→ **SHORT EXERCISE**
Comb the records below for the string "Biden" and copy each line where it turns up.

Records from a collection of figures:

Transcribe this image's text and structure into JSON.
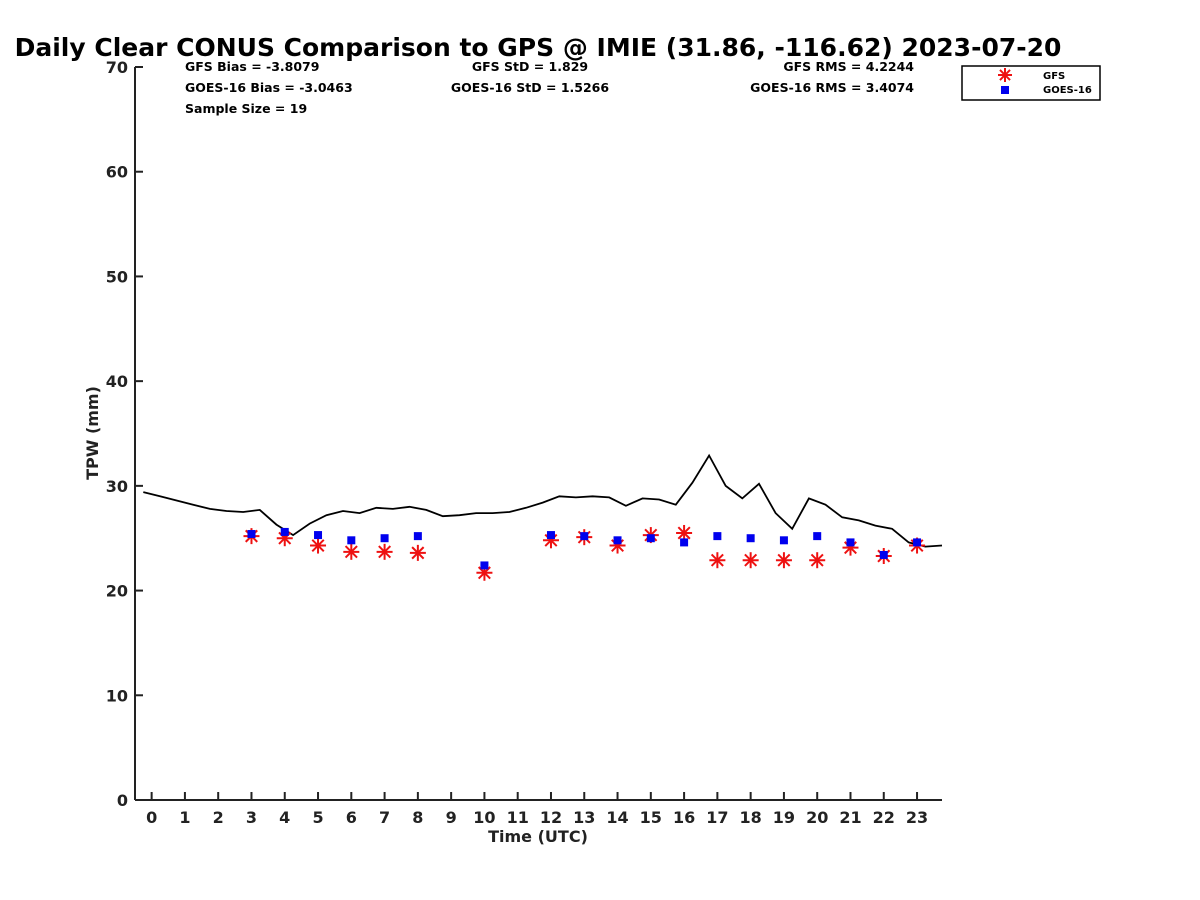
{
  "chart_data": {
    "type": "scatter",
    "title": "Daily Clear CONUS Comparison to GPS @ IMIE (31.86, -116.62) 2023-07-20",
    "xlabel": "Time (UTC)",
    "ylabel": "TPW (mm)",
    "xlim": [
      -0.5,
      23.75
    ],
    "ylim": [
      0,
      70
    ],
    "x_ticks": [
      0,
      1,
      2,
      3,
      4,
      5,
      6,
      7,
      8,
      9,
      10,
      11,
      12,
      13,
      14,
      15,
      16,
      17,
      18,
      19,
      20,
      21,
      22,
      23
    ],
    "x_tick_labels": [
      "0",
      "1",
      "2",
      "3",
      "4",
      "5",
      "6",
      "7",
      "8",
      "9",
      "10",
      "11",
      "12",
      "13",
      "14",
      "15",
      "16",
      "17",
      "18",
      "19",
      "20",
      "21",
      "22",
      "23"
    ],
    "y_ticks": [
      0,
      10,
      20,
      30,
      40,
      50,
      60,
      70
    ],
    "y_tick_labels": [
      "0",
      "10",
      "20",
      "30",
      "40",
      "50",
      "60",
      "70"
    ],
    "grid": false,
    "legend_position": "top-right",
    "stats": [
      "GFS Bias = -3.8079",
      "GOES-16 Bias = -3.0463",
      "Sample Size = 19",
      "GFS StD = 1.829",
      "GOES-16 StD = 1.5266",
      "GFS RMS = 4.2244",
      "GOES-16 RMS = 3.4074"
    ],
    "gps_line": {
      "color": "#000000",
      "x": [
        -0.25,
        0.25,
        0.75,
        1.25,
        1.75,
        2.25,
        2.75,
        3.25,
        3.75,
        4.25,
        4.75,
        5.25,
        5.75,
        6.25,
        6.75,
        7.25,
        7.75,
        8.25,
        8.75,
        9.25,
        9.75,
        10.25,
        10.75,
        11.25,
        11.75,
        12.25,
        12.75,
        13.25,
        13.75,
        14.25,
        14.75,
        15.25,
        15.75,
        16.25,
        16.75,
        17.25,
        17.75,
        18.25,
        18.75,
        19.25,
        19.75,
        20.25,
        20.75,
        21.25,
        21.75,
        22.25,
        22.75,
        23.25,
        23.75
      ],
      "y": [
        29.4,
        29.0,
        28.6,
        28.2,
        27.8,
        27.6,
        27.5,
        27.7,
        26.3,
        25.3,
        26.4,
        27.2,
        27.6,
        27.4,
        27.9,
        27.8,
        28.0,
        27.7,
        27.1,
        27.2,
        27.4,
        27.4,
        27.5,
        27.9,
        28.4,
        29.0,
        28.9,
        29.0,
        28.9,
        28.1,
        28.8,
        28.7,
        28.2,
        30.3,
        32.9,
        30.0,
        28.8,
        30.2,
        27.4,
        25.9,
        28.8,
        28.2,
        27.0,
        26.7,
        26.2,
        25.9,
        24.6,
        24.2,
        24.3
      ]
    },
    "series": [
      {
        "name": "GFS",
        "marker": "asterisk",
        "color": "#ee1111",
        "x": [
          3,
          4,
          5,
          6,
          7,
          8,
          10,
          12,
          13,
          14,
          15,
          16,
          17,
          18,
          19,
          20,
          21,
          22,
          23
        ],
        "values": [
          25.2,
          25.0,
          24.3,
          23.7,
          23.7,
          23.6,
          21.7,
          24.8,
          25.1,
          24.3,
          25.3,
          25.5,
          22.9,
          22.9,
          22.9,
          22.9,
          24.1,
          23.3,
          24.3
        ]
      },
      {
        "name": "GOES-16",
        "marker": "square",
        "color": "#0000ee",
        "x": [
          3,
          4,
          5,
          6,
          7,
          8,
          10,
          12,
          13,
          14,
          15,
          16,
          17,
          18,
          19,
          20,
          21,
          22,
          23
        ],
        "values": [
          25.4,
          25.6,
          25.3,
          24.8,
          25.0,
          25.2,
          22.4,
          25.3,
          25.2,
          24.8,
          25.0,
          24.6,
          25.2,
          25.0,
          24.8,
          25.2,
          24.6,
          23.4,
          24.6
        ]
      }
    ]
  }
}
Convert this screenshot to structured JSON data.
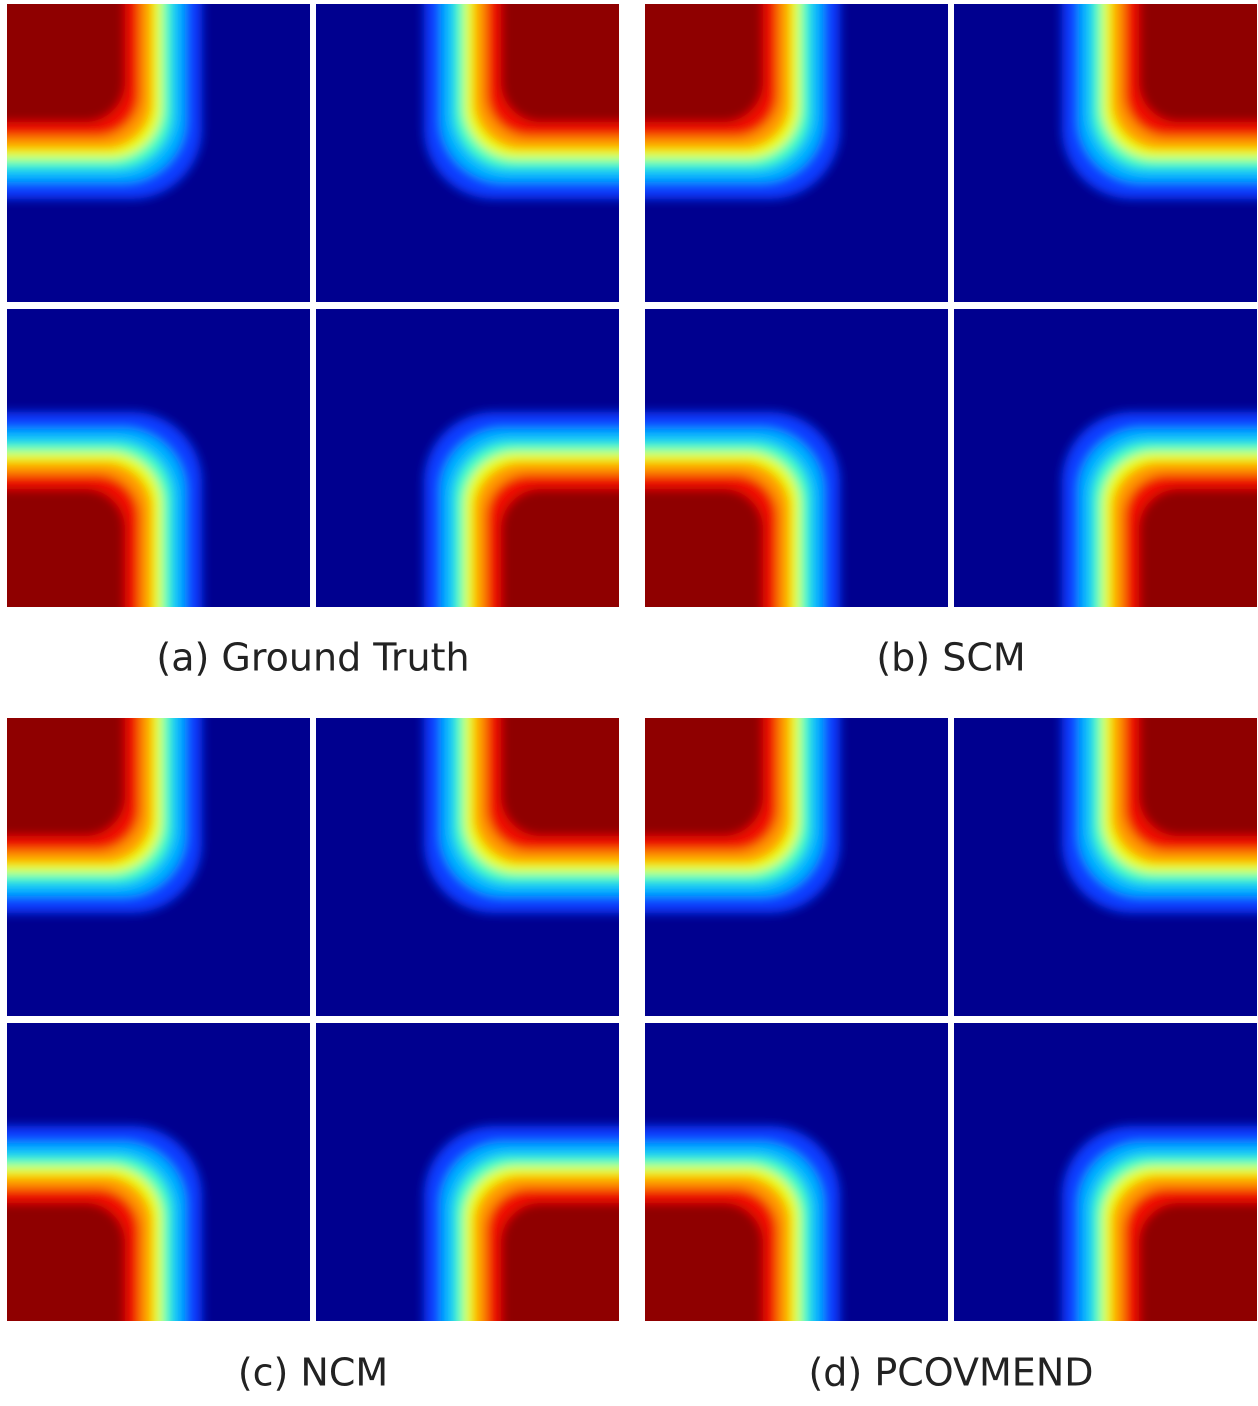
{
  "figure": {
    "captions": [
      "(a) Ground Truth",
      "(b) SCM",
      "(c) NCM",
      "(d) PCOVMEND"
    ]
  }
}
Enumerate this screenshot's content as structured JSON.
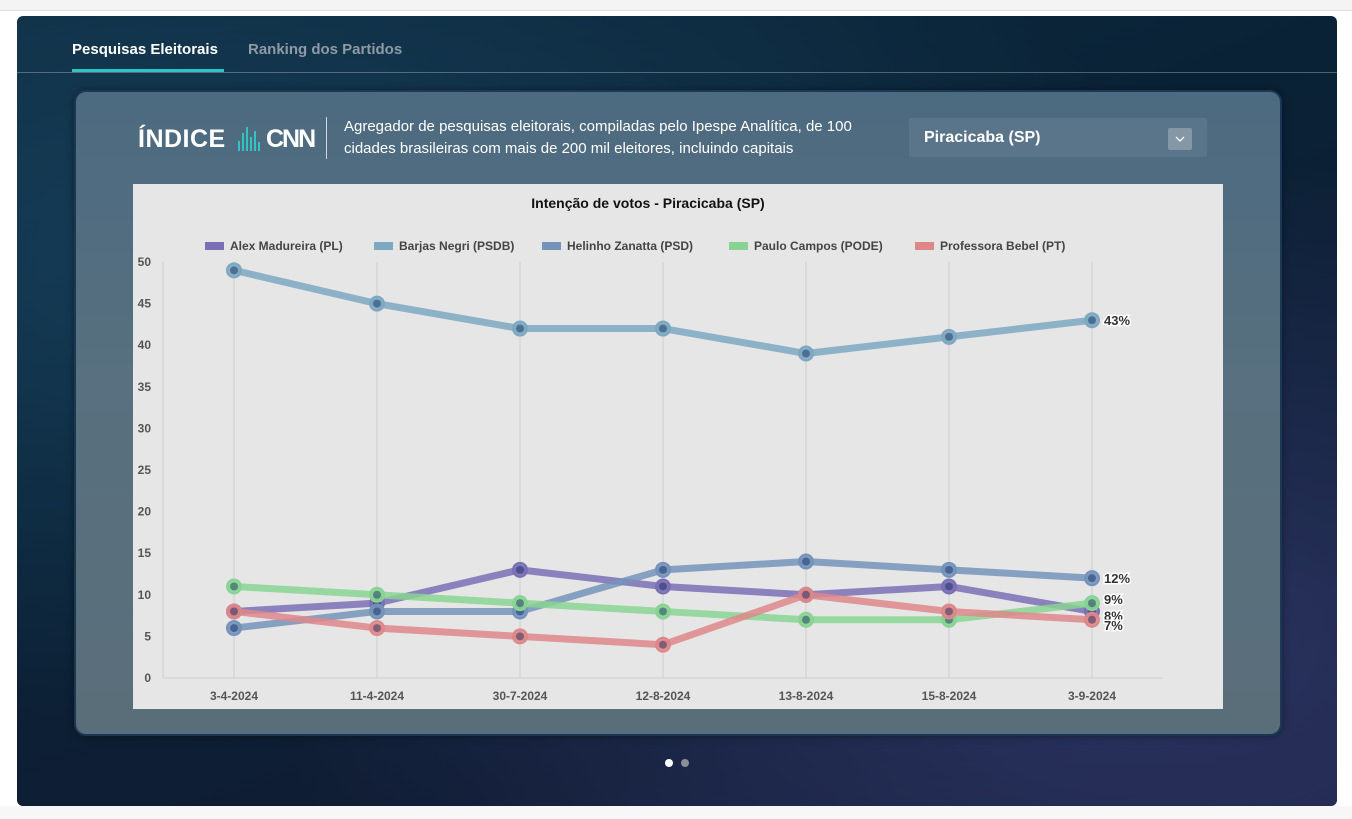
{
  "tabs": [
    {
      "label": "Pesquisas Eleitorais",
      "active": true
    },
    {
      "label": "Ranking dos Partidos",
      "active": false
    }
  ],
  "header": {
    "logo_text": "ÍNDICE",
    "logo_brand": "CNN",
    "description": "Agregador de pesquisas eleitorais, compiladas pelo Ipespe Analítica, de 100 cidades brasileiras com mais de 200 mil eleitores, incluindo capitais"
  },
  "city_select": {
    "value": "Piracicaba (SP)",
    "icon": "chevron-down-icon"
  },
  "carousel": {
    "count": 2,
    "active_index": 0
  },
  "colors": {
    "accent": "#2ec4c4",
    "chart_bg": "#e6e6e6"
  },
  "chart_data": {
    "type": "line",
    "title": "Intenção de votos - Piracicaba (SP)",
    "xlabel": "",
    "ylabel": "",
    "categories": [
      "3-4-2024",
      "11-4-2024",
      "30-7-2024",
      "12-8-2024",
      "13-8-2024",
      "15-8-2024",
      "3-9-2024"
    ],
    "ylim": [
      0,
      50
    ],
    "yticks": [
      0,
      5,
      10,
      15,
      20,
      25,
      30,
      35,
      40,
      45,
      50
    ],
    "grid": "vertical",
    "legend": "top",
    "series": [
      {
        "name": "Alex Madureira (PL)",
        "color": "#7a6fb5",
        "values": [
          8,
          9,
          13,
          11,
          10,
          11,
          8
        ],
        "end_label": "8%"
      },
      {
        "name": "Barjas Negri (PSDB)",
        "color": "#7da8c2",
        "values": [
          49,
          45,
          42,
          42,
          39,
          41,
          43
        ],
        "end_label": "43%"
      },
      {
        "name": "Helinho Zanatta (PSD)",
        "color": "#7493bb",
        "values": [
          6,
          8,
          8,
          13,
          14,
          13,
          12
        ],
        "end_label": "12%"
      },
      {
        "name": "Paulo Campos (PODE)",
        "color": "#88d393",
        "values": [
          11,
          10,
          9,
          8,
          7,
          7,
          9
        ],
        "end_label": "9%"
      },
      {
        "name": "Professora Bebel (PT)",
        "color": "#de8789",
        "values": [
          8,
          6,
          5,
          4,
          10,
          8,
          7
        ],
        "end_label": "7%"
      }
    ]
  }
}
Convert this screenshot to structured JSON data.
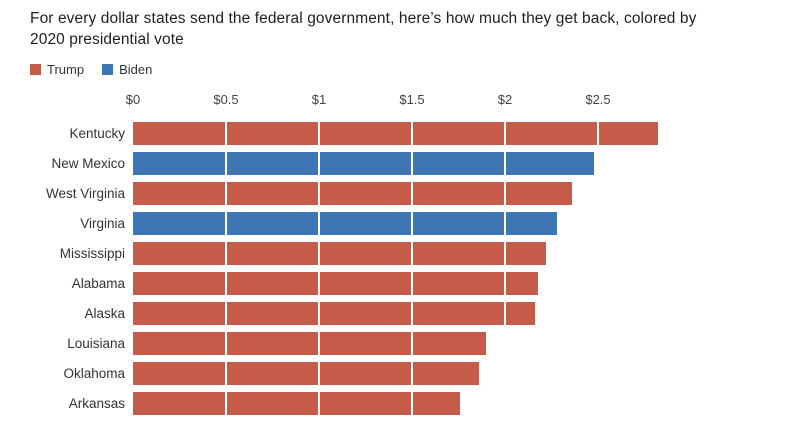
{
  "title": "For every dollar states send the federal government, here’s how much they get back, colored by 2020 presidential vote",
  "legend": {
    "items": [
      {
        "label": "Trump",
        "color": "#c75b4a"
      },
      {
        "label": "Biden",
        "color": "#3d76b3"
      }
    ]
  },
  "chart_data": {
    "type": "bar",
    "orientation": "horizontal",
    "title": "For every dollar states send the federal government, here’s how much they get back, colored by 2020 presidential vote",
    "x_tick_labels": [
      "$0",
      "$0.5",
      "$1",
      "$1.5",
      "$2",
      "$2.5"
    ],
    "x_tick_values": [
      0,
      0.5,
      1,
      1.5,
      2,
      2.5
    ],
    "xlim": [
      0,
      2.82
    ],
    "grid": "white-overlay-on-bars",
    "legend_position": "top-left",
    "series_colors": {
      "Trump": "#c75b4a",
      "Biden": "#3d76b3"
    },
    "bars": [
      {
        "state": "Kentucky",
        "value": 2.82,
        "party": "Trump"
      },
      {
        "state": "New Mexico",
        "value": 2.48,
        "party": "Biden"
      },
      {
        "state": "West Virginia",
        "value": 2.36,
        "party": "Trump"
      },
      {
        "state": "Virginia",
        "value": 2.28,
        "party": "Biden"
      },
      {
        "state": "Mississippi",
        "value": 2.22,
        "party": "Trump"
      },
      {
        "state": "Alabama",
        "value": 2.18,
        "party": "Trump"
      },
      {
        "state": "Alaska",
        "value": 2.16,
        "party": "Trump"
      },
      {
        "state": "Louisiana",
        "value": 1.9,
        "party": "Trump"
      },
      {
        "state": "Oklahoma",
        "value": 1.86,
        "party": "Trump"
      },
      {
        "state": "Arkansas",
        "value": 1.76,
        "party": "Trump"
      }
    ]
  }
}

→ **ANSWER TO THIS TASK**
        "label": "Biden",
      "Biden": "#3d76b3"
        "party": "Biden"
        "party": "Biden"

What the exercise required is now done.